• [Problem to solve]: Reproduce the data below word for word, starting with its first line and going on through the line that contains "spot (214, 117, 219, 122)", with both of those lines included.

--- start Source material ---

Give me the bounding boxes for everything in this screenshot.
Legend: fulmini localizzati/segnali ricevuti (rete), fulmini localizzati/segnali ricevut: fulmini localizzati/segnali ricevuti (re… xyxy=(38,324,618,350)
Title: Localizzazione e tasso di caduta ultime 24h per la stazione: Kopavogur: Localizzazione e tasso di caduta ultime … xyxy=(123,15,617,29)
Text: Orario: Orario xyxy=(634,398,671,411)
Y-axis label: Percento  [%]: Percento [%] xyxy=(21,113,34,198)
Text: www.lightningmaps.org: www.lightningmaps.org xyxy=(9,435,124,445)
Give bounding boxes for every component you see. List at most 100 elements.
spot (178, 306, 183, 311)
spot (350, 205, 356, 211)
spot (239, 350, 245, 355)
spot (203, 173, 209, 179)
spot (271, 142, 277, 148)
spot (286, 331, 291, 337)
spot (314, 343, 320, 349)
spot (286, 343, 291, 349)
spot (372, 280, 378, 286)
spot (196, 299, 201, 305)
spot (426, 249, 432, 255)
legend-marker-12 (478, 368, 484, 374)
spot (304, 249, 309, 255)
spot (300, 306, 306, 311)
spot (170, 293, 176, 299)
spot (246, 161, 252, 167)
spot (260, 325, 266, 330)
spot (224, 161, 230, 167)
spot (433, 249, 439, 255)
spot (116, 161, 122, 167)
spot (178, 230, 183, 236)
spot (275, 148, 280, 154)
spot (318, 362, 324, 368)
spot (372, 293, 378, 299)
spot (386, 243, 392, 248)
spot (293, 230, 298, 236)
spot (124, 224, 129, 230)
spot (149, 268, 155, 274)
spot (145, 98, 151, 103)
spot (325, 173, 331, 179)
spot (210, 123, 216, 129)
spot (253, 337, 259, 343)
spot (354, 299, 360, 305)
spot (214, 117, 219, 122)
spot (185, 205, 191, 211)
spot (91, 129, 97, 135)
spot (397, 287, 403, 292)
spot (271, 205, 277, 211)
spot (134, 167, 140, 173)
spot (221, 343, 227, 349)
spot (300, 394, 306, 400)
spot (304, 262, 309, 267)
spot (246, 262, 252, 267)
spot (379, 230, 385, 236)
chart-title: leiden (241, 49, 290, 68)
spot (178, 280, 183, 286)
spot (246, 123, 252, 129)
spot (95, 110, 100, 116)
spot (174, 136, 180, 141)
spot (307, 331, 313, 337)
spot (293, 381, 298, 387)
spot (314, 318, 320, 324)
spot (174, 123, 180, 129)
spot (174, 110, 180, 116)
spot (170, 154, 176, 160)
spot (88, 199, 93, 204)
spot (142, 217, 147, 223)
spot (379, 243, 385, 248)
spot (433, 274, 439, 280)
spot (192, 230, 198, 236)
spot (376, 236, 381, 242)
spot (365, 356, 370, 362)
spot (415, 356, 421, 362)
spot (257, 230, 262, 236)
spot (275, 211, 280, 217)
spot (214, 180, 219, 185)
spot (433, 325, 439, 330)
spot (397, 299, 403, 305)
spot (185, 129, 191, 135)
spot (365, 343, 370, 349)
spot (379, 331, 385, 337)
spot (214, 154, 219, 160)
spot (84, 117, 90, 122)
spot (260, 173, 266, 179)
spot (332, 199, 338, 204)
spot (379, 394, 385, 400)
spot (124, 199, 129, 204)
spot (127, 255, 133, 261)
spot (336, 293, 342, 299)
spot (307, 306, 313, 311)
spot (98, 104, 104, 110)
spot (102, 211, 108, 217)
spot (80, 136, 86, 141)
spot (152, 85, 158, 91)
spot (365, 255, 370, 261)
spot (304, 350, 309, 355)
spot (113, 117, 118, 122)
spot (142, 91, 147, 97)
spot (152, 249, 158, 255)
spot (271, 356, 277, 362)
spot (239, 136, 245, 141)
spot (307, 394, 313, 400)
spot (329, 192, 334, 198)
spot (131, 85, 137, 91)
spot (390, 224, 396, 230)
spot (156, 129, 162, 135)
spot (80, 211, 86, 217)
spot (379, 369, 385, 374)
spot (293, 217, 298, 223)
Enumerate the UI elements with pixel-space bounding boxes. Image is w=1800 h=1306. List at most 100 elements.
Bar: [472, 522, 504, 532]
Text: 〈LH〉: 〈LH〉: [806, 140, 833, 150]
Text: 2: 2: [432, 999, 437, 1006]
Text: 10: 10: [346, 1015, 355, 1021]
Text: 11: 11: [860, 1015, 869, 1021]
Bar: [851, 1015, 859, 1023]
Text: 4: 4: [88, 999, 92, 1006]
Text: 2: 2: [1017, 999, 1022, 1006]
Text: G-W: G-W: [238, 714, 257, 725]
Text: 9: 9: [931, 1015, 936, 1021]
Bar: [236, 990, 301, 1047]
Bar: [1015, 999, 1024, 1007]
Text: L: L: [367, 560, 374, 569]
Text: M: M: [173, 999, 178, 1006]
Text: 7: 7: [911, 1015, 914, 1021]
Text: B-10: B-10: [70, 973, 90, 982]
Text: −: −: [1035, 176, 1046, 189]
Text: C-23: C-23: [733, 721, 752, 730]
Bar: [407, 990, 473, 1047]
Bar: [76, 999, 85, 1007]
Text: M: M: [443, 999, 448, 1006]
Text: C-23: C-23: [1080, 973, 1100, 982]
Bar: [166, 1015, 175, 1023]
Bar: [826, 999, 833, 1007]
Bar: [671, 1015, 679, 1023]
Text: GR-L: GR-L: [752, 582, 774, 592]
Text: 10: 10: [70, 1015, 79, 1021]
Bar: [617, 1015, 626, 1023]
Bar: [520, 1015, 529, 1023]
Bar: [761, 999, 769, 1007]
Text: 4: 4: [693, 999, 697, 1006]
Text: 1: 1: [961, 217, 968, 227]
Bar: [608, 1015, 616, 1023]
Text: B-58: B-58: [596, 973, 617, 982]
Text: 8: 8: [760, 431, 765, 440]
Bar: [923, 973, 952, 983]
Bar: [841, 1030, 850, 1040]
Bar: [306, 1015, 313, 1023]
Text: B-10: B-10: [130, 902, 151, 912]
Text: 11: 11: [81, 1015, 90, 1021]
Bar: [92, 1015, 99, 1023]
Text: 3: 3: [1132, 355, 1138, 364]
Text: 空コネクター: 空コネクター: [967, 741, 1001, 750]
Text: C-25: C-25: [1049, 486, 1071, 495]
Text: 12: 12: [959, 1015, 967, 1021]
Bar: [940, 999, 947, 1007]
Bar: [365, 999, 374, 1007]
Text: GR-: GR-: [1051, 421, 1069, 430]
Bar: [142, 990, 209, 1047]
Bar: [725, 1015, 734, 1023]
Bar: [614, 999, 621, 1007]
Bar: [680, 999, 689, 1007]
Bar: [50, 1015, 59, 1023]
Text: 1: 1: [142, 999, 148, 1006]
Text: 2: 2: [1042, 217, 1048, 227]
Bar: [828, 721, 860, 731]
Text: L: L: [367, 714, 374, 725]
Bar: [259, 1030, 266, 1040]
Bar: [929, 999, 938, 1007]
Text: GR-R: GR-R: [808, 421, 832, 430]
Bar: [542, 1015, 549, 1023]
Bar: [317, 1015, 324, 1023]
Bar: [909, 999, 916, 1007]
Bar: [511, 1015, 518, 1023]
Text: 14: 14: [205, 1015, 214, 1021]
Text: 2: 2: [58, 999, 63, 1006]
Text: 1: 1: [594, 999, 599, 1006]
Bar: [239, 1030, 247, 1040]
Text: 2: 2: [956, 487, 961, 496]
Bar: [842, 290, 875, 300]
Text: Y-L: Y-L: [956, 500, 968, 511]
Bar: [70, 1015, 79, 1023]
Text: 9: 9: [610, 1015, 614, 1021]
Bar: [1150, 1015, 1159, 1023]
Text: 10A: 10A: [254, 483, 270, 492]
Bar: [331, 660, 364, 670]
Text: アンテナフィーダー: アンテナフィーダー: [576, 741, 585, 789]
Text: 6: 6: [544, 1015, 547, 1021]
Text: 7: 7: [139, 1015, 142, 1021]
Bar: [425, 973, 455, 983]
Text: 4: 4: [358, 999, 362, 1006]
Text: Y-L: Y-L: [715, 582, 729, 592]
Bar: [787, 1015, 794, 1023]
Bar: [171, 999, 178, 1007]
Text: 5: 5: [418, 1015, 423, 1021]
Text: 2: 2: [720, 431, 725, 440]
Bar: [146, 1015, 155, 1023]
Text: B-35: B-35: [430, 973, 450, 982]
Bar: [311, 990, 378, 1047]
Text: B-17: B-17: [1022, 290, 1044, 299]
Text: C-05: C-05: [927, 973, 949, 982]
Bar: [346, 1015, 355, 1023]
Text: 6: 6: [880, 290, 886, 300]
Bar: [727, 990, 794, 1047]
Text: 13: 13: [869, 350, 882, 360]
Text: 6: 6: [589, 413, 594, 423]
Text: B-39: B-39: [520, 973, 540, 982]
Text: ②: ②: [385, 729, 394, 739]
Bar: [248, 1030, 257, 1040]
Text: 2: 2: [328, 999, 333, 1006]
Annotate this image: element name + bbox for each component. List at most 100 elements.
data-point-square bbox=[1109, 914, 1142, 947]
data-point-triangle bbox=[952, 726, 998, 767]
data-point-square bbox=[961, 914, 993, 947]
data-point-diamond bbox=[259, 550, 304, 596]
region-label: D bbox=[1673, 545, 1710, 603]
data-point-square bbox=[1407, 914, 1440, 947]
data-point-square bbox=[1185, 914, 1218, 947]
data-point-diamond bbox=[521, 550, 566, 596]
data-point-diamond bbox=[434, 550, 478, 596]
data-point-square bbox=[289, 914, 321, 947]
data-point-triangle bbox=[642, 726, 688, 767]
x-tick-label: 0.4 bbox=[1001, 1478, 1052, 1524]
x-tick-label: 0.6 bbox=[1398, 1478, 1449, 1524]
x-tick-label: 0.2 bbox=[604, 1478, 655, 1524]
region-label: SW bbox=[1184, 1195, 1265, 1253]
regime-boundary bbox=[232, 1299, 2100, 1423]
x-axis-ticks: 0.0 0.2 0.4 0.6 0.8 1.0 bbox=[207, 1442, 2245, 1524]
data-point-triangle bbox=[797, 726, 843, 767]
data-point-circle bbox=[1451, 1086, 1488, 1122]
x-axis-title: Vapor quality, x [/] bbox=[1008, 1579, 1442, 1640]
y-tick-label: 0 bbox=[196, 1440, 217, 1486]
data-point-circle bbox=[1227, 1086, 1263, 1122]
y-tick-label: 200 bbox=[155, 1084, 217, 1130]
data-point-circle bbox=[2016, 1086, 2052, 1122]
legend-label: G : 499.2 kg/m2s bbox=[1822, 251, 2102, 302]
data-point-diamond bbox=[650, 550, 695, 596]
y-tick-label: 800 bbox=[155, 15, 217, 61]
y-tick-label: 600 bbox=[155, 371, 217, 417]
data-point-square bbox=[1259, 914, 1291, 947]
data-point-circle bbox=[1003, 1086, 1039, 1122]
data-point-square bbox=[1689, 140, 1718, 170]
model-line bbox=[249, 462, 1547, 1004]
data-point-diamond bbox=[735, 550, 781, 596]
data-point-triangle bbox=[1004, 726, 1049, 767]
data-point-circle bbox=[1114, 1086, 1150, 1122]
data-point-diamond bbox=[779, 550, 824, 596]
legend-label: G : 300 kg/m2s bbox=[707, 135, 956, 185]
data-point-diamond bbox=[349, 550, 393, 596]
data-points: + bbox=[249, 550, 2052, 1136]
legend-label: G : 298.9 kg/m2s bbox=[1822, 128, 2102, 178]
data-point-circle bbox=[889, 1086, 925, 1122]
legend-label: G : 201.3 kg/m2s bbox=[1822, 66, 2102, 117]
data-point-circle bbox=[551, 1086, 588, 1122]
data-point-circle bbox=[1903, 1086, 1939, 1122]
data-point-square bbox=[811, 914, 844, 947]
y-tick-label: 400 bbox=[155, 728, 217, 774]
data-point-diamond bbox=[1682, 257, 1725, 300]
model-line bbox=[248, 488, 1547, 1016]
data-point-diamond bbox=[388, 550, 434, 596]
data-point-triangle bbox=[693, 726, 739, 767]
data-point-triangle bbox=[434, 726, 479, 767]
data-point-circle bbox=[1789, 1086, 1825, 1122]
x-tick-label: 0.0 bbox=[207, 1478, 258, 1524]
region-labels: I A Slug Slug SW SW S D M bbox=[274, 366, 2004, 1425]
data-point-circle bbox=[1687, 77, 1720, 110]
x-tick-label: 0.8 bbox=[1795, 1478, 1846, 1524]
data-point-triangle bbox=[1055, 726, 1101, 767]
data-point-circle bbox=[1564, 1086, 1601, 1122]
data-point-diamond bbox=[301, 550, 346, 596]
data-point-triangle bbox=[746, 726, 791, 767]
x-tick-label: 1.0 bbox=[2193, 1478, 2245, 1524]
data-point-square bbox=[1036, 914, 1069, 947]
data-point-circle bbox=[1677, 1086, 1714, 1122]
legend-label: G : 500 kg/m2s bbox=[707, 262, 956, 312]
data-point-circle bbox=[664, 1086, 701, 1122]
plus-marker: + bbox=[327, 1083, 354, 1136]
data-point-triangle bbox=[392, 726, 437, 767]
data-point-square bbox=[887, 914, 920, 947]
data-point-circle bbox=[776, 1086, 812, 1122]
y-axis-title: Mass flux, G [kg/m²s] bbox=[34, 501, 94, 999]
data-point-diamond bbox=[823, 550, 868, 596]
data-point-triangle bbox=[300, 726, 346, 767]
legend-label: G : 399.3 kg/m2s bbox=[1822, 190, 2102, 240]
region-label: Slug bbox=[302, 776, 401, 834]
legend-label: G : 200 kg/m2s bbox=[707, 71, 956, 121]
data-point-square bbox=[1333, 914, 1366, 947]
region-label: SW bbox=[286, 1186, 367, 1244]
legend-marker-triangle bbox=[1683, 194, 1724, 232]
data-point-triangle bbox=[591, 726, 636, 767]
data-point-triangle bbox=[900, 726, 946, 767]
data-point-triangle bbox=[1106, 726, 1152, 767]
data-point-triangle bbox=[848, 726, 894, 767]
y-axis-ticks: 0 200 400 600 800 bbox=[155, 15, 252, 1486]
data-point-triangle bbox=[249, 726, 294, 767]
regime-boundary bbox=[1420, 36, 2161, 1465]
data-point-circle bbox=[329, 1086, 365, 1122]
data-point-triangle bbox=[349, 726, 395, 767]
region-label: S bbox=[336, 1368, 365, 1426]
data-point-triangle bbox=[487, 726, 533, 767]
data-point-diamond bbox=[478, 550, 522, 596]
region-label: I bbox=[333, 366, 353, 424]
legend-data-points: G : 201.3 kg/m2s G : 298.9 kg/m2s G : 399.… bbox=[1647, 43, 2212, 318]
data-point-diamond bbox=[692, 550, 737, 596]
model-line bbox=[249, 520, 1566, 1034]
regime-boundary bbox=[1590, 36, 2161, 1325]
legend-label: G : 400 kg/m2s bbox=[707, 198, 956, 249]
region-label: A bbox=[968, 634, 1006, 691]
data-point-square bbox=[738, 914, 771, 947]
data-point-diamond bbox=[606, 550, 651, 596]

--- end Source material ---

• [Written answer]:
Give me the bounding boxes for everything in this screenshot.
Legend: fulmini localizzati/segnali ricevuti (rete), fulmini localizzati/segnali ricevut: fulmini localizzati/segnali ricevuti (re… xyxy=(38,324,618,350)
Title: Localizzazione e tasso di caduta ultime 24h per la stazione: Kopavogur: Localizzazione e tasso di caduta ultime … xyxy=(123,15,617,29)
Text: Orario: Orario xyxy=(634,398,671,411)
Y-axis label: Percento  [%]: Percento [%] xyxy=(21,113,34,198)
Text: www.lightningmaps.org: www.lightningmaps.org xyxy=(9,435,124,445)
Give bounding boxes for every component you see. List at most 100 elements.
spot (178, 306, 183, 311)
spot (350, 205, 356, 211)
spot (239, 350, 245, 355)
spot (203, 173, 209, 179)
spot (271, 142, 277, 148)
spot (286, 331, 291, 337)
spot (314, 343, 320, 349)
spot (286, 343, 291, 349)
spot (372, 280, 378, 286)
spot (196, 299, 201, 305)
spot (426, 249, 432, 255)
legend-marker-12 (478, 368, 484, 374)
spot (304, 249, 309, 255)
spot (300, 306, 306, 311)
spot (170, 293, 176, 299)
spot (246, 161, 252, 167)
spot (260, 325, 266, 330)
spot (224, 161, 230, 167)
spot (433, 249, 439, 255)
spot (116, 161, 122, 167)
spot (178, 230, 183, 236)
spot (275, 148, 280, 154)
spot (318, 362, 324, 368)
spot (372, 293, 378, 299)
spot (386, 243, 392, 248)
spot (293, 230, 298, 236)
spot (124, 224, 129, 230)
spot (149, 268, 155, 274)
spot (145, 98, 151, 103)
spot (325, 173, 331, 179)
spot (210, 123, 216, 129)
spot (253, 337, 259, 343)
spot (354, 299, 360, 305)
spot (214, 117, 219, 122)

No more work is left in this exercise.